**Set task:** Repeat the material below exactly, line for line.

------ Information given

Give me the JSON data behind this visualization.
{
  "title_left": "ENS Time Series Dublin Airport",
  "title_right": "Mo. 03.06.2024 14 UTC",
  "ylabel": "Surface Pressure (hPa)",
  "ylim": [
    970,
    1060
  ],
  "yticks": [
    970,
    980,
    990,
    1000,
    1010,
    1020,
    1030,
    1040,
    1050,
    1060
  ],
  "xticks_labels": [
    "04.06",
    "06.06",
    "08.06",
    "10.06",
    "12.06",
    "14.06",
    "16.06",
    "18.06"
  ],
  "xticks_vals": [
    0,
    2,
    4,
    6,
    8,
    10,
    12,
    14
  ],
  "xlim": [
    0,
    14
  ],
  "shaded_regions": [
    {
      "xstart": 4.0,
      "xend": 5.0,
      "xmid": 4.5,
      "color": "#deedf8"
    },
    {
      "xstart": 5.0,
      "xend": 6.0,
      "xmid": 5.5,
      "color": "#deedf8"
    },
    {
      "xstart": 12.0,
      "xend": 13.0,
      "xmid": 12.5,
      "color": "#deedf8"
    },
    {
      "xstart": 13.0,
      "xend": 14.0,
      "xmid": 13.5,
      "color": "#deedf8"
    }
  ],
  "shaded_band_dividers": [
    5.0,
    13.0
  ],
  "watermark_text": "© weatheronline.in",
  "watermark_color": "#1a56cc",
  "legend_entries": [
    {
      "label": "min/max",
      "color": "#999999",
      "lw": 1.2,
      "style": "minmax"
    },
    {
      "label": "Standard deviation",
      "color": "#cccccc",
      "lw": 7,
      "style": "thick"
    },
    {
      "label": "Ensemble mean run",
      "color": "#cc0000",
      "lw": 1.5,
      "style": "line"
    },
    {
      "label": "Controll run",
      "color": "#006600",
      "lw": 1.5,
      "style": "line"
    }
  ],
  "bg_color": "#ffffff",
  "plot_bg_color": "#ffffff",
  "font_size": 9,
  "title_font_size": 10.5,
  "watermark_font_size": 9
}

------------

**Task result:**
Give me the JSON data behind this visualization.
{
  "title_left": "ENS Time Series Dublin Airport",
  "title_right": "Mo. 03.06.2024 14 UTC",
  "ylabel": "Surface Pressure (hPa)",
  "ylim": [
    970,
    1060
  ],
  "yticks": [
    970,
    980,
    990,
    1000,
    1010,
    1020,
    1030,
    1040,
    1050,
    1060
  ],
  "xticks_labels": [
    "04.06",
    "06.06",
    "08.06",
    "10.06",
    "12.06",
    "14.06",
    "16.06",
    "18.06"
  ],
  "xticks_vals": [
    0,
    2,
    4,
    6,
    8,
    10,
    12,
    14
  ],
  "xlim": [
    0,
    14
  ],
  "shaded_regions": [
    {
      "xstart": 4.0,
      "xend": 5.0,
      "xmid": 4.5,
      "color": "#deedf8"
    },
    {
      "xstart": 5.0,
      "xend": 6.0,
      "xmid": 5.5,
      "color": "#deedf8"
    },
    {
      "xstart": 12.0,
      "xend": 13.0,
      "xmid": 12.5,
      "color": "#deedf8"
    },
    {
      "xstart": 13.0,
      "xend": 14.0,
      "xmid": 13.5,
      "color": "#deedf8"
    }
  ],
  "shaded_band_dividers": [
    5.0,
    13.0
  ],
  "watermark_text": "© weatheronline.in",
  "watermark_color": "#1a56cc",
  "legend_entries": [
    {
      "label": "min/max",
      "color": "#999999",
      "lw": 1.2,
      "style": "minmax"
    },
    {
      "label": "Standard deviation",
      "color": "#cccccc",
      "lw": 7,
      "style": "thick"
    },
    {
      "label": "Ensemble mean run",
      "color": "#cc0000",
      "lw": 1.5,
      "style": "line"
    },
    {
      "label": "Controll run",
      "color": "#006600",
      "lw": 1.5,
      "style": "line"
    }
  ],
  "bg_color": "#ffffff",
  "plot_bg_color": "#ffffff",
  "font_size": 9,
  "title_font_size": 10.5,
  "watermark_font_size": 9
}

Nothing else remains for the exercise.